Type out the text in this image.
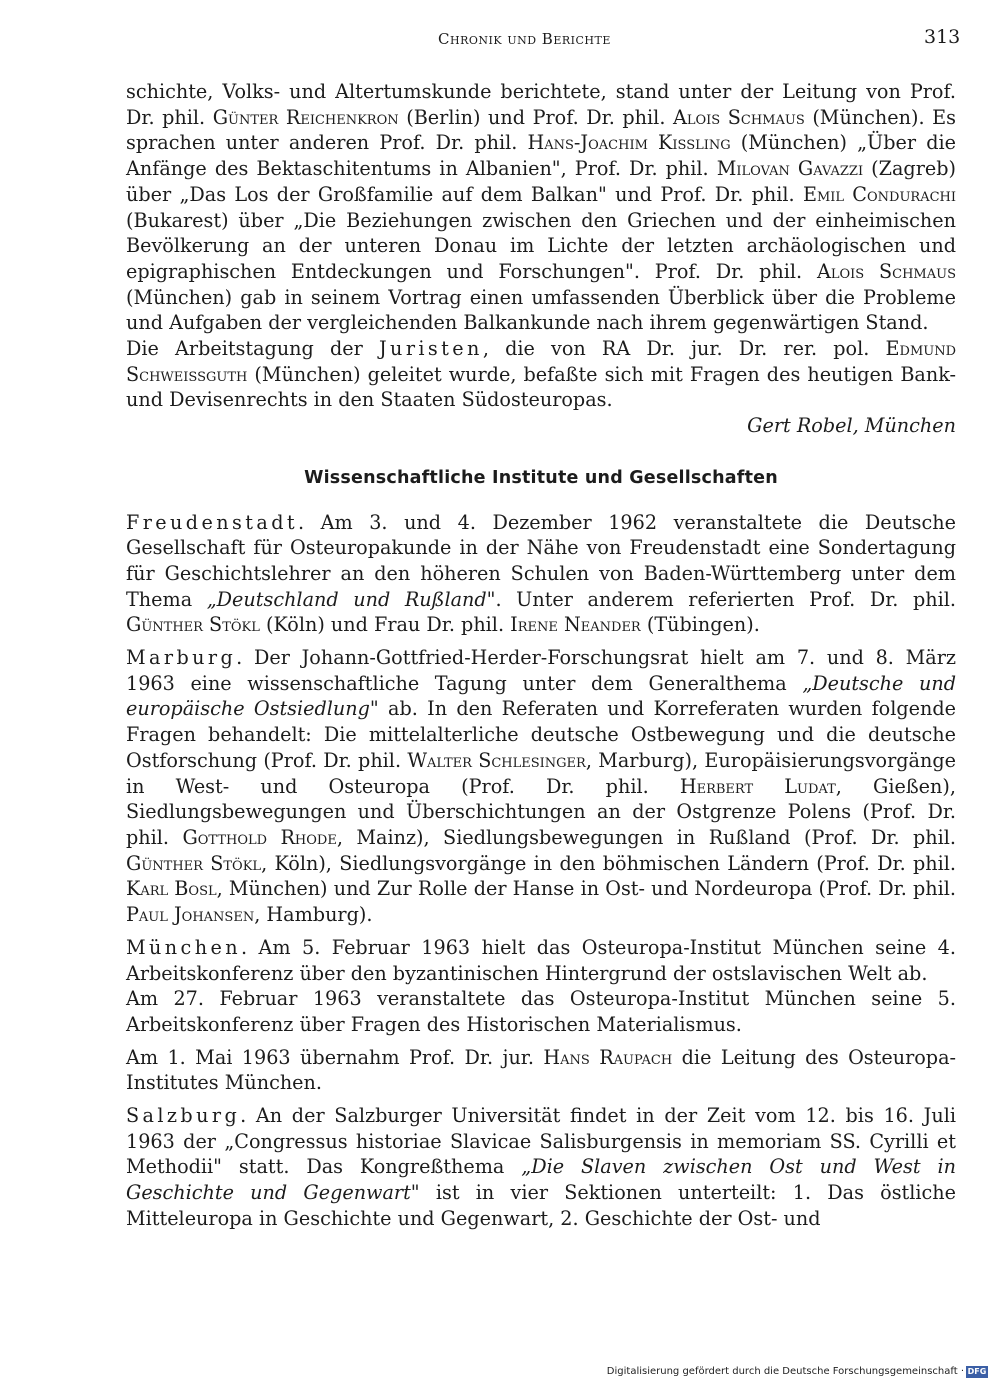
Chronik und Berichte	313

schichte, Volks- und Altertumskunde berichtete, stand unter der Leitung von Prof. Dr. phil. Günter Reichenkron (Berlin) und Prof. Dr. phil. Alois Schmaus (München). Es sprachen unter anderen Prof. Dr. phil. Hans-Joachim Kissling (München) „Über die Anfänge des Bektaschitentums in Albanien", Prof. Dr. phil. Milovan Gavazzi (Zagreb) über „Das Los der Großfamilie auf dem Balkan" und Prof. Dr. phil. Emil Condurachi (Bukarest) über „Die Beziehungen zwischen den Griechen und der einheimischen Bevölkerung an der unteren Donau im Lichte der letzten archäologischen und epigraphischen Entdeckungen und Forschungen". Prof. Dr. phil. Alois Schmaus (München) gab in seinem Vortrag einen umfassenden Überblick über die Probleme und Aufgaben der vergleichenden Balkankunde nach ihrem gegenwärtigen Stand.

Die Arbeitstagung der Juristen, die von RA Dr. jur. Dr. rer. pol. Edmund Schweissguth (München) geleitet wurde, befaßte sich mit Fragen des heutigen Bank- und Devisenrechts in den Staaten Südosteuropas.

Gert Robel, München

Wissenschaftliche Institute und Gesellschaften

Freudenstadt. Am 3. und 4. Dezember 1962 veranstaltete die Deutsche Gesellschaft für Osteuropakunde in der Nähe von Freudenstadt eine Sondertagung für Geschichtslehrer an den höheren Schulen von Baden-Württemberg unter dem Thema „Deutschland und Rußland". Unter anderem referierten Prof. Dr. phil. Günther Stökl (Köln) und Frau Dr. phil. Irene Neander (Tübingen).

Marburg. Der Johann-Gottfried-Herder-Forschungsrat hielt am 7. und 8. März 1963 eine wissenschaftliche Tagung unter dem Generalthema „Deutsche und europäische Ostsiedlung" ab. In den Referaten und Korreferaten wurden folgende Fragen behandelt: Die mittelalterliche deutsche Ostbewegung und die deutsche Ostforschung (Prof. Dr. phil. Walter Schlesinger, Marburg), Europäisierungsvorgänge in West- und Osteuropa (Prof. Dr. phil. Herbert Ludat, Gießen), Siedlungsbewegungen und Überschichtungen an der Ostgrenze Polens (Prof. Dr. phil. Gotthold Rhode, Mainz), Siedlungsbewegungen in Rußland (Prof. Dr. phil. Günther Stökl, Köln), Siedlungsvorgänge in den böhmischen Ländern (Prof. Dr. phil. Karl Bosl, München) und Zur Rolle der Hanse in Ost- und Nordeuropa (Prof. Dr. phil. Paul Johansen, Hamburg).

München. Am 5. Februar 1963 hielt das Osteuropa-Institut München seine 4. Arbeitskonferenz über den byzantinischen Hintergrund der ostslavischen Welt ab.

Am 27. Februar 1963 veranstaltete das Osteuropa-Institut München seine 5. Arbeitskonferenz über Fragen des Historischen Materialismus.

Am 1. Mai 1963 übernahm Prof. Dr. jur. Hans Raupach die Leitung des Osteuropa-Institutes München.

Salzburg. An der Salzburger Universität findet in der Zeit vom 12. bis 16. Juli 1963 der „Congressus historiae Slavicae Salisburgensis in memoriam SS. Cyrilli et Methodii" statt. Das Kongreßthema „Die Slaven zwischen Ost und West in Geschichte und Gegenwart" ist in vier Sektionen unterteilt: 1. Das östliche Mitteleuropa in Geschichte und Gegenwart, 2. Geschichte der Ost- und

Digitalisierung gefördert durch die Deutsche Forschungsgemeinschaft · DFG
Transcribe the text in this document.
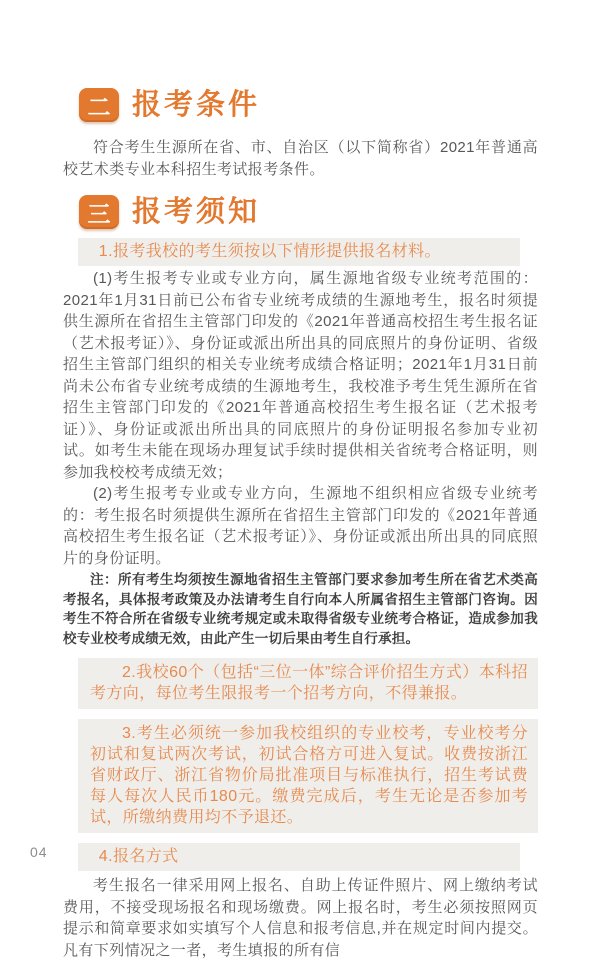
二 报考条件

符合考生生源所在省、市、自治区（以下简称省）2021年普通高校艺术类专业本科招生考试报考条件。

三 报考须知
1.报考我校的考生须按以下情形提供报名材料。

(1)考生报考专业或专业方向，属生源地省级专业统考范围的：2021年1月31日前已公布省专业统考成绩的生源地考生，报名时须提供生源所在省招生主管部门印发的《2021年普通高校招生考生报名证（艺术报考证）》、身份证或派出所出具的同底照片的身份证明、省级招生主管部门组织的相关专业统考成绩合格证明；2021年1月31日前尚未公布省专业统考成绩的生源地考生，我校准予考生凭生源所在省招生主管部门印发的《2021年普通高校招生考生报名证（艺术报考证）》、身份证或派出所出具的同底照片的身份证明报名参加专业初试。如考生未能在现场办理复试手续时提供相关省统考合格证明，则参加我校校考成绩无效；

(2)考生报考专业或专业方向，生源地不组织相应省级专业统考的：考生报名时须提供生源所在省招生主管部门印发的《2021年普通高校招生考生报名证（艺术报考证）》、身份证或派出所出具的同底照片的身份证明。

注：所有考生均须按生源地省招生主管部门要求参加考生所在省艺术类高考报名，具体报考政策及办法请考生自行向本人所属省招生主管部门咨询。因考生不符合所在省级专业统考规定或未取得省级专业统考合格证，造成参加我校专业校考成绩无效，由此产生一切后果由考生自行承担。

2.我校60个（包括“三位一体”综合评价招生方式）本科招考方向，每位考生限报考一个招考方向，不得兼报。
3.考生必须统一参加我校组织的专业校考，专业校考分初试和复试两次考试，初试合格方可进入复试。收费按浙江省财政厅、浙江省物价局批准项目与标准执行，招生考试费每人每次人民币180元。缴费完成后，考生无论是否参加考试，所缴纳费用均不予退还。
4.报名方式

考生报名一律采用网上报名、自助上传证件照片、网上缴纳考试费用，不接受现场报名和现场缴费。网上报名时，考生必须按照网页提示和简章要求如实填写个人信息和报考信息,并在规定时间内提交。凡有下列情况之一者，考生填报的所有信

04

════

- _WRITTEN PROBLEM_: Transcribe the records verbatim and omit the images.

- _EXERCISE RESULT_:
Type out the text in this image.
Chronik und Berichte	313

schichte, Volks- und Altertumskunde berichtete, stand unter der Leitung von Prof. Dr. phil. Günter Reichenkron (Berlin) und Prof. Dr. phil. Alois Schmaus (München). Es sprachen unter anderen Prof. Dr. phil. Hans-Joachim Kissling (München) „Über die Anfänge des Bektaschitentums in Albanien", Prof. Dr. phil. Milovan Gavazzi (Zagreb) über „Das Los der Großfamilie auf dem Balkan" und Prof. Dr. phil. Emil Condurachi (Bukarest) über „Die Beziehungen zwischen den Griechen und der einheimischen Bevölkerung an der unteren Donau im Lichte der letzten archäologischen und epigraphischen Entdeckungen und Forschungen". Prof. Dr. phil. Alois Schmaus (München) gab in seinem Vortrag einen umfassenden Überblick über die Probleme und Aufgaben der vergleichenden Balkankunde nach ihrem gegenwärtigen Stand.

Die Arbeitstagung der Juristen, die von RA Dr. jur. Dr. rer. pol. Edmund Schweissguth (München) geleitet wurde, befaßte sich mit Fragen des heutigen Bank- und Devisenrechts in den Staaten Südosteuropas.

Gert Robel, München

Wissenschaftliche Institute und Gesellschaften

Freudenstadt. Am 3. und 4. Dezember 1962 veranstaltete die Deutsche Gesellschaft für Osteuropakunde in der Nähe von Freudenstadt eine Sondertagung für Geschichtslehrer an den höheren Schulen von Baden-Württemberg unter dem Thema „Deutschland und Rußland". Unter anderem referierten Prof. Dr. phil. Günther Stökl (Köln) und Frau Dr. phil. Irene Neander (Tübingen).

Marburg. Der Johann-Gottfried-Herder-Forschungsrat hielt am 7. und 8. März 1963 eine wissenschaftliche Tagung unter dem Generalthema „Deutsche und europäische Ostsiedlung" ab. In den Referaten und Korreferaten wurden folgende Fragen behandelt: Die mittelalterliche deutsche Ostbewegung und die deutsche Ostforschung (Prof. Dr. phil. Walter Schlesinger, Marburg), Europäisierungsvorgänge in West- und Osteuropa (Prof. Dr. phil. Herbert Ludat, Gießen), Siedlungsbewegungen und Überschichtungen an der Ostgrenze Polens (Prof. Dr. phil. Gotthold Rhode, Mainz), Siedlungsbewegungen in Rußland (Prof. Dr. phil. Günther Stökl, Köln), Siedlungsvorgänge in den böhmischen Ländern (Prof. Dr. phil. Karl Bosl, München) und Zur Rolle der Hanse in Ost- und Nordeuropa (Prof. Dr. phil. Paul Johansen, Hamburg).

München. Am 5. Februar 1963 hielt das Osteuropa-Institut München seine 4. Arbeitskonferenz über den byzantinischen Hintergrund der ostslavischen Welt ab.

Am 27. Februar 1963 veranstaltete das Osteuropa-Institut München seine 5. Arbeitskonferenz über Fragen des Historischen Materialismus.

Am 1. Mai 1963 übernahm Prof. Dr. jur. Hans Raupach die Leitung des Osteuropa-Institutes München.

Salzburg. An der Salzburger Universität findet in der Zeit vom 12. bis 16. Juli 1963 der „Congressus historiae Slavicae Salisburgensis in memoriam SS. Cyrilli et Methodii" statt. Das Kongreßthema „Die Slaven zwischen Ost und West in Geschichte und Gegenwart" ist in vier Sektionen unterteilt: 1. Das östliche Mitteleuropa in Geschichte und Gegenwart, 2. Geschichte der Ost- und

Digitalisierung gefördert durch die Deutsche Forschungsgemeinschaft · DFG
Transcribe the text in this document.
二 报考条件

符合考生生源所在省、市、自治区（以下简称省）2021年普通高校艺术类专业本科招生考试报考条件。

三 报考须知
1.报考我校的考生须按以下情形提供报名材料。

(1)考生报考专业或专业方向，属生源地省级专业统考范围的：2021年1月31日前已公布省专业统考成绩的生源地考生，报名时须提供生源所在省招生主管部门印发的《2021年普通高校招生考生报名证（艺术报考证）》、身份证或派出所出具的同底照片的身份证明、省级招生主管部门组织的相关专业统考成绩合格证明；2021年1月31日前尚未公布省专业统考成绩的生源地考生，我校准予考生凭生源所在省招生主管部门印发的《2021年普通高校招生考生报名证（艺术报考证）》、身份证或派出所出具的同底照片的身份证明报名参加专业初试。如考生未能在现场办理复试手续时提供相关省统考合格证明，则参加我校校考成绩无效；

(2)考生报考专业或专业方向，生源地不组织相应省级专业统考的：考生报名时须提供生源所在省招生主管部门印发的《2021年普通高校招生考生报名证（艺术报考证）》、身份证或派出所出具的同底照片的身份证明。

注：所有考生均须按生源地省招生主管部门要求参加考生所在省艺术类高考报名，具体报考政策及办法请考生自行向本人所属省招生主管部门咨询。因考生不符合所在省级专业统考规定或未取得省级专业统考合格证，造成参加我校专业校考成绩无效，由此产生一切后果由考生自行承担。

2.我校60个（包括“三位一体”综合评价招生方式）本科招考方向，每位考生限报考一个招考方向，不得兼报。
3.考生必须统一参加我校组织的专业校考，专业校考分初试和复试两次考试，初试合格方可进入复试。收费按浙江省财政厅、浙江省物价局批准项目与标准执行，招生考试费每人每次人民币180元。缴费完成后，考生无论是否参加考试，所缴纳费用均不予退还。
4.报名方式

考生报名一律采用网上报名、自助上传证件照片、网上缴纳考试费用，不接受现场报名和现场缴费。网上报名时，考生必须按照网页提示和简章要求如实填写个人信息和报考信息,并在规定时间内提交。凡有下列情况之一者，考生填报的所有信

04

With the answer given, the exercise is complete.